* [Given problem]
All the data should come back exactly as it was given.

* Begin Dataset records *

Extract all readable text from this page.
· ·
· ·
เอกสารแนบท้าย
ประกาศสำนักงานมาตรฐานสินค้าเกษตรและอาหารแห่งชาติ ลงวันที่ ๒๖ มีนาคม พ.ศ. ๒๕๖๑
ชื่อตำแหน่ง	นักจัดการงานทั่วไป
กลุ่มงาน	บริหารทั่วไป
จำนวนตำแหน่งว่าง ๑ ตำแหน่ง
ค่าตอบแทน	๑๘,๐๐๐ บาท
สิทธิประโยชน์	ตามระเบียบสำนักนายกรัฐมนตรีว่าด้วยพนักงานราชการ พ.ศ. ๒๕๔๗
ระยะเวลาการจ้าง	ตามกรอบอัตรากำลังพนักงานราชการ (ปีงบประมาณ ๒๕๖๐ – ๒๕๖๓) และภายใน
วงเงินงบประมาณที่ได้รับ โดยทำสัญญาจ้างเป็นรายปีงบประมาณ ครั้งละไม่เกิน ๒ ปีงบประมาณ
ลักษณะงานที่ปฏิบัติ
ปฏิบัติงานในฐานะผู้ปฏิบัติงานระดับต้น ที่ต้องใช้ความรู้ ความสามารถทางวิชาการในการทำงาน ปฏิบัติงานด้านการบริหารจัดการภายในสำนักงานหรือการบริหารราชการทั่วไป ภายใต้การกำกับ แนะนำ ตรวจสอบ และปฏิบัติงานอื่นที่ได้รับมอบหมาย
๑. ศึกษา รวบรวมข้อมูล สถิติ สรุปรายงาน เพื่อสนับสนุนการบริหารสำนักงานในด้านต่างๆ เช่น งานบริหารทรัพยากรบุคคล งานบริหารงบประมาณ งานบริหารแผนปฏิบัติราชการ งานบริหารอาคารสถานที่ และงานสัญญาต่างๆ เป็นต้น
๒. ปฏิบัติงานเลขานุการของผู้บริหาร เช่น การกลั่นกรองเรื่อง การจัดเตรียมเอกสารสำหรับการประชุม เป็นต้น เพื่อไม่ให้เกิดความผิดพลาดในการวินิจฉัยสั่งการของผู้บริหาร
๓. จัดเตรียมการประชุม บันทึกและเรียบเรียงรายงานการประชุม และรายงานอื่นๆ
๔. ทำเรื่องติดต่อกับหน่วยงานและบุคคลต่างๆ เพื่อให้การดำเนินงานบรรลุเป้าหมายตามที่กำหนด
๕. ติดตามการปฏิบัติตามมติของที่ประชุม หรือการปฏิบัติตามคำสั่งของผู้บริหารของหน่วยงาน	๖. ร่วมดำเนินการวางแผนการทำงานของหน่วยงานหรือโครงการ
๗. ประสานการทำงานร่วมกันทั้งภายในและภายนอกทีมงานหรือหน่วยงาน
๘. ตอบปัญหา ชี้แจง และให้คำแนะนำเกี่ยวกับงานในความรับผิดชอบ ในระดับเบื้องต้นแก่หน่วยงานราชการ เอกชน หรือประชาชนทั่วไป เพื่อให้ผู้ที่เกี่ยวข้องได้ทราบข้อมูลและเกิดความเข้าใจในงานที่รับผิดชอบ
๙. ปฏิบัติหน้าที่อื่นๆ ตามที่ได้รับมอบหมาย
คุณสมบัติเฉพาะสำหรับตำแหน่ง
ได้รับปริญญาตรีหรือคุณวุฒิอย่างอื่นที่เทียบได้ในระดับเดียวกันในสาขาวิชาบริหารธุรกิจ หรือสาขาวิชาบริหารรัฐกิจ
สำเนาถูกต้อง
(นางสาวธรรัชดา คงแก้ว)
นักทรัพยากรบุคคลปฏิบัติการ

* End Dataset records *

* [Exercise result]
Extract all readable text from this page.
· ·
· ·
เอกสารแนบท้าย
ประกาศสำนักงานมาตรฐานสินค้าเกษตรและอาหารแห่งชาติ ลงวันที่ ๒๖ มีนาคม พ.ศ. ๒๕๖๑
ชื่อตำแหน่ง	นักจัดการงานทั่วไป
กลุ่มงาน	บริหารทั่วไป
จำนวนตำแหน่งว่าง ๑ ตำแหน่ง
ค่าตอบแทน	๑๘,๐๐๐ บาท
สิทธิประโยชน์	ตามระเบียบสำนักนายกรัฐมนตรีว่าด้วยพนักงานราชการ พ.ศ. ๒๕๔๗
ระยะเวลาการจ้าง	ตามกรอบอัตรากำลังพนักงานราชการ (ปีงบประมาณ ๒๕๖๐ – ๒๕๖๓) และภายใน
วงเงินงบประมาณที่ได้รับ โดยทำสัญญาจ้างเป็นรายปีงบประมาณ ครั้งละไม่เกิน ๒ ปีงบประมาณ
ลักษณะงานที่ปฏิบัติ
ปฏิบัติงานในฐานะผู้ปฏิบัติงานระดับต้น ที่ต้องใช้ความรู้ ความสามารถทางวิชาการในการทำงาน ปฏิบัติงานด้านการบริหารจัดการภายในสำนักงานหรือการบริหารราชการทั่วไป ภายใต้การกำกับ แนะนำ ตรวจสอบ และปฏิบัติงานอื่นที่ได้รับมอบหมาย
๑. ศึกษา รวบรวมข้อมูล สถิติ สรุปรายงาน เพื่อสนับสนุนการบริหารสำนักงานในด้านต่างๆ เช่น งานบริหารทรัพยากรบุคคล งานบริหารงบประมาณ งานบริหารแผนปฏิบัติราชการ งานบริหารอาคารสถานที่ และงานสัญญาต่างๆ เป็นต้น
๒. ปฏิบัติงานเลขานุการของผู้บริหาร เช่น การกลั่นกรองเรื่อง การจัดเตรียมเอกสารสำหรับการประชุม เป็นต้น เพื่อไม่ให้เกิดความผิดพลาดในการวินิจฉัยสั่งการของผู้บริหาร
๓. จัดเตรียมการประชุม บันทึกและเรียบเรียงรายงานการประชุม และรายงานอื่นๆ
๔. ทำเรื่องติดต่อกับหน่วยงานและบุคคลต่างๆ เพื่อให้การดำเนินงานบรรลุเป้าหมายตามที่กำหนด
๕. ติดตามการปฏิบัติตามมติของที่ประชุม หรือการปฏิบัติตามคำสั่งของผู้บริหารของหน่วยงาน	๖. ร่วมดำเนินการวางแผนการทำงานของหน่วยงานหรือโครงการ
๗. ประสานการทำงานร่วมกันทั้งภายในและภายนอกทีมงานหรือหน่วยงาน
๘. ตอบปัญหา ชี้แจง และให้คำแนะนำเกี่ยวกับงานในความรับผิดชอบ ในระดับเบื้องต้นแก่หน่วยงานราชการ เอกชน หรือประชาชนทั่วไป เพื่อให้ผู้ที่เกี่ยวข้องได้ทราบข้อมูลและเกิดความเข้าใจในงานที่รับผิดชอบ
๙. ปฏิบัติหน้าที่อื่นๆ ตามที่ได้รับมอบหมาย
คุณสมบัติเฉพาะสำหรับตำแหน่ง
ได้รับปริญญาตรีหรือคุณวุฒิอย่างอื่นที่เทียบได้ในระดับเดียวกันในสาขาวิชาบริหารธุรกิจ หรือสาขาวิชาบริหารรัฐกิจ
สำเนาถูกต้อง
(นางสาวธรรัชดา คงแก้ว)
นักทรัพยากรบุคคลปฏิบัติการ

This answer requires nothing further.